## START EXERCISE MATERIAL

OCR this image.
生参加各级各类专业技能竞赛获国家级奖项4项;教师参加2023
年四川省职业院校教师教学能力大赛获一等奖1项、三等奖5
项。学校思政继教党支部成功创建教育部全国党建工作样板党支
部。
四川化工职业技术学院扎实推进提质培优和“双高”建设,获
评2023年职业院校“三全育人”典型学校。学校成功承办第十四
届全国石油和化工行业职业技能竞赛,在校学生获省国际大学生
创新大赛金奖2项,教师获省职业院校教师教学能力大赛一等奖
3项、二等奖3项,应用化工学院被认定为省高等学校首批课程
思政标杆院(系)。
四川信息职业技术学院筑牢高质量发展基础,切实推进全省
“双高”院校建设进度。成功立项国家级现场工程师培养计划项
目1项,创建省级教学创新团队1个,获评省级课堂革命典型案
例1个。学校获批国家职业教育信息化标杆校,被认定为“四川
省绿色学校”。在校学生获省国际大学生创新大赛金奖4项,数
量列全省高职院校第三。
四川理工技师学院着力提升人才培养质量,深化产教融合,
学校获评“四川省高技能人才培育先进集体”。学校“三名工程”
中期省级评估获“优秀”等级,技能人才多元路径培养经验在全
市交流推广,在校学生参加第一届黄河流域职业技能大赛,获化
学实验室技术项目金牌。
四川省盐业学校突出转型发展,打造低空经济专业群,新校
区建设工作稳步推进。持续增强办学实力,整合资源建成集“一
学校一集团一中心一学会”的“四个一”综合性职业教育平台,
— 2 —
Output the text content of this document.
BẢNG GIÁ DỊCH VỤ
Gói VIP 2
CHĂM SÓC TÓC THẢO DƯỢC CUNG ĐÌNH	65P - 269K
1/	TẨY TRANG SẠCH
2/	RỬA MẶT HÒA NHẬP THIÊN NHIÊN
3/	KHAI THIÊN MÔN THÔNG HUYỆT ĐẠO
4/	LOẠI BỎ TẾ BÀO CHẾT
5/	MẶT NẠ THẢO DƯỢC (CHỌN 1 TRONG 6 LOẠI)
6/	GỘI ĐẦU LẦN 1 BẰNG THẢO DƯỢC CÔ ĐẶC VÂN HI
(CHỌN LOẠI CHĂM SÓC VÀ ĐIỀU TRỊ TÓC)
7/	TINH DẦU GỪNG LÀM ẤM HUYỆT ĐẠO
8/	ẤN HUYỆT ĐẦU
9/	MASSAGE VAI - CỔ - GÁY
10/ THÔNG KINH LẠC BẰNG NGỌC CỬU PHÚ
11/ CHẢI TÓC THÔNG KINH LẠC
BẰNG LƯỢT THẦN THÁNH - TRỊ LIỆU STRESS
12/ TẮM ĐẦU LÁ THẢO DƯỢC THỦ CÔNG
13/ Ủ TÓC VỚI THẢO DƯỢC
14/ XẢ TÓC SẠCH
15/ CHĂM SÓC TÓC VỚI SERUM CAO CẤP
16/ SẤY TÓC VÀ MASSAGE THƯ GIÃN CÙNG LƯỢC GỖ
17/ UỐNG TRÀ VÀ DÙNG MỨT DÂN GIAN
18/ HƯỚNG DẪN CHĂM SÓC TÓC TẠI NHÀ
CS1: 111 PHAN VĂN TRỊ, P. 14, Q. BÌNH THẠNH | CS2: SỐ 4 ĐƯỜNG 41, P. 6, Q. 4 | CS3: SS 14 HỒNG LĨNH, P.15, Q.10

## END EXERCISE MATERIAL

EXERCISE TASK: Restate the whole of the material exactly.

EXERCISE RESPONSE:
OCR this image.
生参加各级各类专业技能竞赛获国家级奖项4项;教师参加2023
年四川省职业院校教师教学能力大赛获一等奖1项、三等奖5
项。学校思政继教党支部成功创建教育部全国党建工作样板党支
部。
四川化工职业技术学院扎实推进提质培优和“双高”建设,获
评2023年职业院校“三全育人”典型学校。学校成功承办第十四
届全国石油和化工行业职业技能竞赛,在校学生获省国际大学生
创新大赛金奖2项,教师获省职业院校教师教学能力大赛一等奖
3项、二等奖3项,应用化工学院被认定为省高等学校首批课程
思政标杆院(系)。
四川信息职业技术学院筑牢高质量发展基础,切实推进全省
“双高”院校建设进度。成功立项国家级现场工程师培养计划项
目1项,创建省级教学创新团队1个,获评省级课堂革命典型案
例1个。学校获批国家职业教育信息化标杆校,被认定为“四川
省绿色学校”。在校学生获省国际大学生创新大赛金奖4项,数
量列全省高职院校第三。
四川理工技师学院着力提升人才培养质量,深化产教融合,
学校获评“四川省高技能人才培育先进集体”。学校“三名工程”
中期省级评估获“优秀”等级,技能人才多元路径培养经验在全
市交流推广,在校学生参加第一届黄河流域职业技能大赛,获化
学实验室技术项目金牌。
四川省盐业学校突出转型发展,打造低空经济专业群,新校
区建设工作稳步推进。持续增强办学实力,整合资源建成集“一
学校一集团一中心一学会”的“四个一”综合性职业教育平台,
— 2 —
Output the text content of this document.
BẢNG GIÁ DỊCH VỤ
Gói VIP 2
CHĂM SÓC TÓC THẢO DƯỢC CUNG ĐÌNH	65P - 269K
1/	TẨY TRANG SẠCH
2/	RỬA MẶT HÒA NHẬP THIÊN NHIÊN
3/	KHAI THIÊN MÔN THÔNG HUYỆT ĐẠO
4/	LOẠI BỎ TẾ BÀO CHẾT
5/	MẶT NẠ THẢO DƯỢC (CHỌN 1 TRONG 6 LOẠI)
6/	GỘI ĐẦU LẦN 1 BẰNG THẢO DƯỢC CÔ ĐẶC VÂN HI
(CHỌN LOẠI CHĂM SÓC VÀ ĐIỀU TRỊ TÓC)
7/	TINH DẦU GỪNG LÀM ẤM HUYỆT ĐẠO
8/	ẤN HUYỆT ĐẦU
9/	MASSAGE VAI - CỔ - GÁY
10/ THÔNG KINH LẠC BẰNG NGỌC CỬU PHÚ
11/ CHẢI TÓC THÔNG KINH LẠC
BẰNG LƯỢT THẦN THÁNH - TRỊ LIỆU STRESS
12/ TẮM ĐẦU LÁ THẢO DƯỢC THỦ CÔNG
13/ Ủ TÓC VỚI THẢO DƯỢC
14/ XẢ TÓC SẠCH
15/ CHĂM SÓC TÓC VỚI SERUM CAO CẤP
16/ SẤY TÓC VÀ MASSAGE THƯ GIÃN CÙNG LƯỢC GỖ
17/ UỐNG TRÀ VÀ DÙNG MỨT DÂN GIAN
18/ HƯỚNG DẪN CHĂM SÓC TÓC TẠI NHÀ
CS1: 111 PHAN VĂN TRỊ, P. 14, Q. BÌNH THẠNH | CS2: SỐ 4 ĐƯỜNG 41, P. 6, Q. 4 | CS3: SS 14 HỒNG LĨNH, P.15, Q.10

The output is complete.